* **TO BE DONE**
Check each line of the listing for the word "Ctrl" and give only the number of lines that have it.

▬▬▬▬▬▬

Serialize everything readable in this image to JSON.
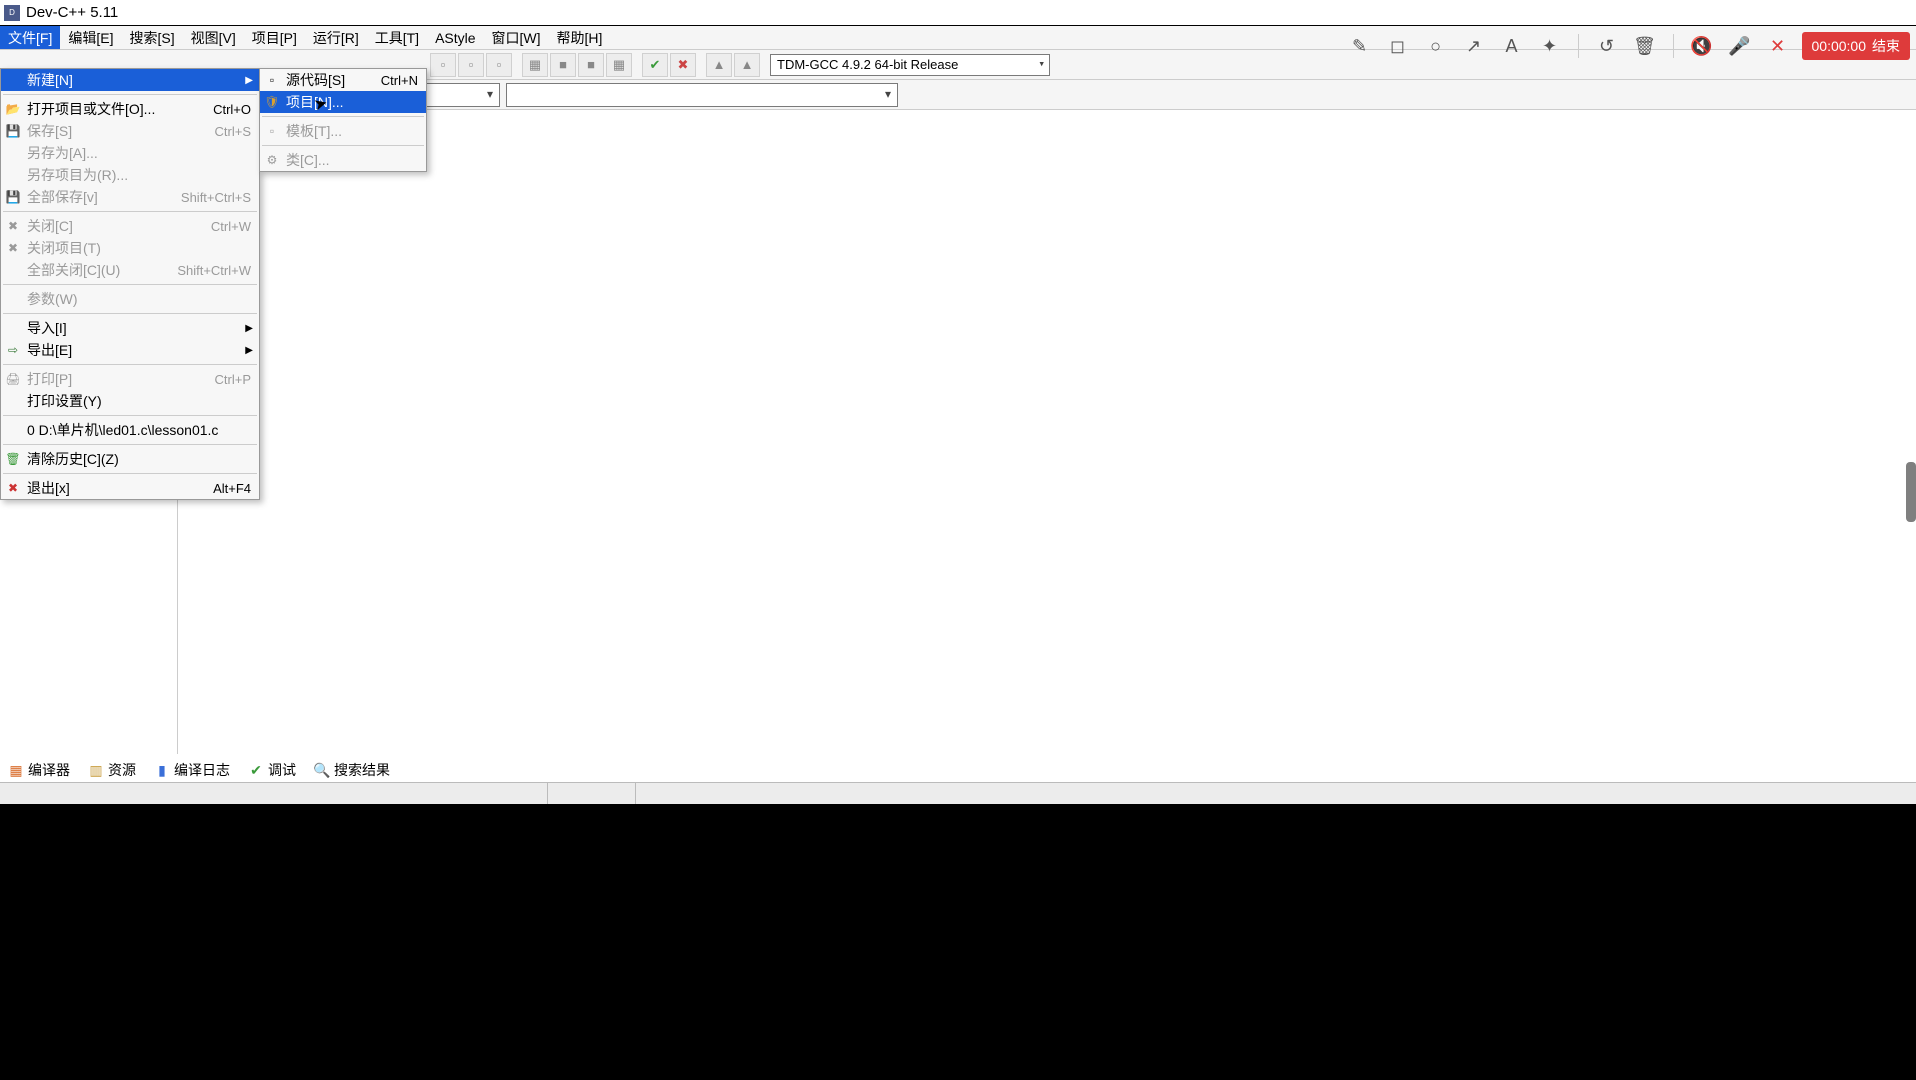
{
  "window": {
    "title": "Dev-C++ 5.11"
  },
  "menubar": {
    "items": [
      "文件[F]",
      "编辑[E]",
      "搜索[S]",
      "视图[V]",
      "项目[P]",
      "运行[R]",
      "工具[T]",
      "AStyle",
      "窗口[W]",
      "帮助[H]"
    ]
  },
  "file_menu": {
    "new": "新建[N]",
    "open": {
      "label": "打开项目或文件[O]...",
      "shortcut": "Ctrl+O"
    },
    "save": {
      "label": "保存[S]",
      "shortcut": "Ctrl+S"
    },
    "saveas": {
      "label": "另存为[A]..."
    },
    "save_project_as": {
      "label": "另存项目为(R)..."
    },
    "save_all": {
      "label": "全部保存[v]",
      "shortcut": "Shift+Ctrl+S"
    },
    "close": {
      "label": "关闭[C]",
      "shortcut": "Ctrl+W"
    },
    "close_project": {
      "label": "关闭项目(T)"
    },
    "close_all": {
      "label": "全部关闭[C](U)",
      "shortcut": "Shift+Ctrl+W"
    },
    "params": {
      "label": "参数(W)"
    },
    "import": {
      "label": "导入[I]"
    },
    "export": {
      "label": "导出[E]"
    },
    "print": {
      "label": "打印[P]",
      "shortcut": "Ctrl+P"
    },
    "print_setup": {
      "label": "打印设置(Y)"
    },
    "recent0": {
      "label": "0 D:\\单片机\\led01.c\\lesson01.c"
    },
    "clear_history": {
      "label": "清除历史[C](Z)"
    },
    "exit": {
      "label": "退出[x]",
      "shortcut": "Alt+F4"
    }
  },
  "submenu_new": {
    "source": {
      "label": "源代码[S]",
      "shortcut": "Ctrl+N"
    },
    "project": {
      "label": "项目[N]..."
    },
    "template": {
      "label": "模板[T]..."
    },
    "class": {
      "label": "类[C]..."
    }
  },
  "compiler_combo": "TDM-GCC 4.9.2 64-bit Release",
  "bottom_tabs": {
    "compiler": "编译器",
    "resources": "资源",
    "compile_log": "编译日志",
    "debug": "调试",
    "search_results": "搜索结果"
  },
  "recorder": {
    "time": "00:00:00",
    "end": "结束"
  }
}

▬▬▬▬▬▬

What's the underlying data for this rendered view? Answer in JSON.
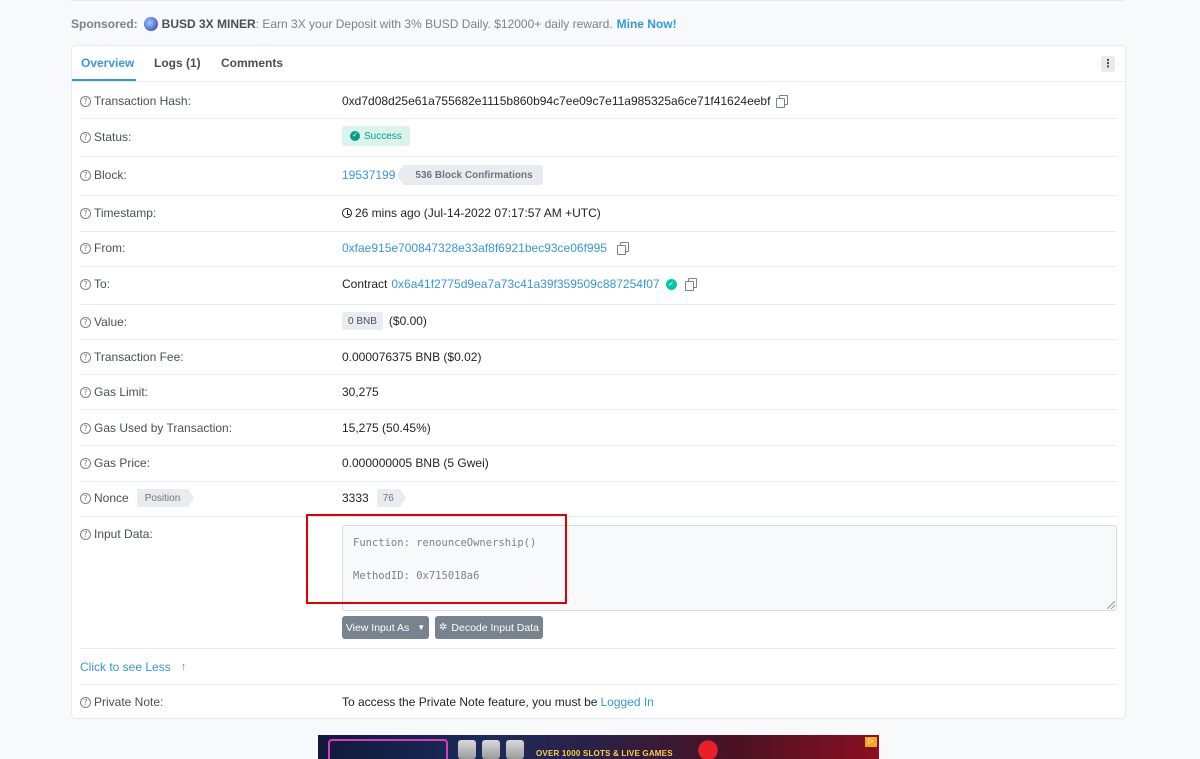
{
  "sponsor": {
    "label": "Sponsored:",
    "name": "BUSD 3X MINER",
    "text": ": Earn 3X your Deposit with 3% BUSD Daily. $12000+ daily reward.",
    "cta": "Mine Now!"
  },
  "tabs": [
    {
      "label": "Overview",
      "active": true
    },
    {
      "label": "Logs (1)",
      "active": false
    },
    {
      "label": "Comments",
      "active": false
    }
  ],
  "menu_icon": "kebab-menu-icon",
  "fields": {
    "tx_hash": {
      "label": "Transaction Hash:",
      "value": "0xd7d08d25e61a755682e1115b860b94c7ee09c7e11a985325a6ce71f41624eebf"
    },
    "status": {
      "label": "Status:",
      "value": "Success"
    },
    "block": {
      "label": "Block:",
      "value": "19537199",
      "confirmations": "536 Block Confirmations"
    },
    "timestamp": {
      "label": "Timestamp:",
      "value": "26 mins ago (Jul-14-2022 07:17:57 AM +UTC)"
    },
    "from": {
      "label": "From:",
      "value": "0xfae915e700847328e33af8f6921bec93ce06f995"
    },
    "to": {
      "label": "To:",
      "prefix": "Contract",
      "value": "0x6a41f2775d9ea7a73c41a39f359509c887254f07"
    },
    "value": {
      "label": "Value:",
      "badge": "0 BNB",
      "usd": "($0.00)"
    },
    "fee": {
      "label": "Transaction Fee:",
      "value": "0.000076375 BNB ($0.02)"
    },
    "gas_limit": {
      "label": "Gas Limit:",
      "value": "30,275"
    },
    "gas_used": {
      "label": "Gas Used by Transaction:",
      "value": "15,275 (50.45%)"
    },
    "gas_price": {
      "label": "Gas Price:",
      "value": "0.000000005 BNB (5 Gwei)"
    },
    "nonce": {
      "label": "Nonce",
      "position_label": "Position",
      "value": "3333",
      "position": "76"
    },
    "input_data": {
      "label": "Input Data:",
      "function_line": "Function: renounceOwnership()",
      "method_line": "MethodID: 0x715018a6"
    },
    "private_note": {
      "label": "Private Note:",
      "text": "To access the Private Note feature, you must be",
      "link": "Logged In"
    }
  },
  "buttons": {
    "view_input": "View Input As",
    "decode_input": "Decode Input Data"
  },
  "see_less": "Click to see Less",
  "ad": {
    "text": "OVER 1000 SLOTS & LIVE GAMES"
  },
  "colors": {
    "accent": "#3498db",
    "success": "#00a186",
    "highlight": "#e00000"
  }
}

▬▬▬▬▬▬

* **TASK RESPONSE**
7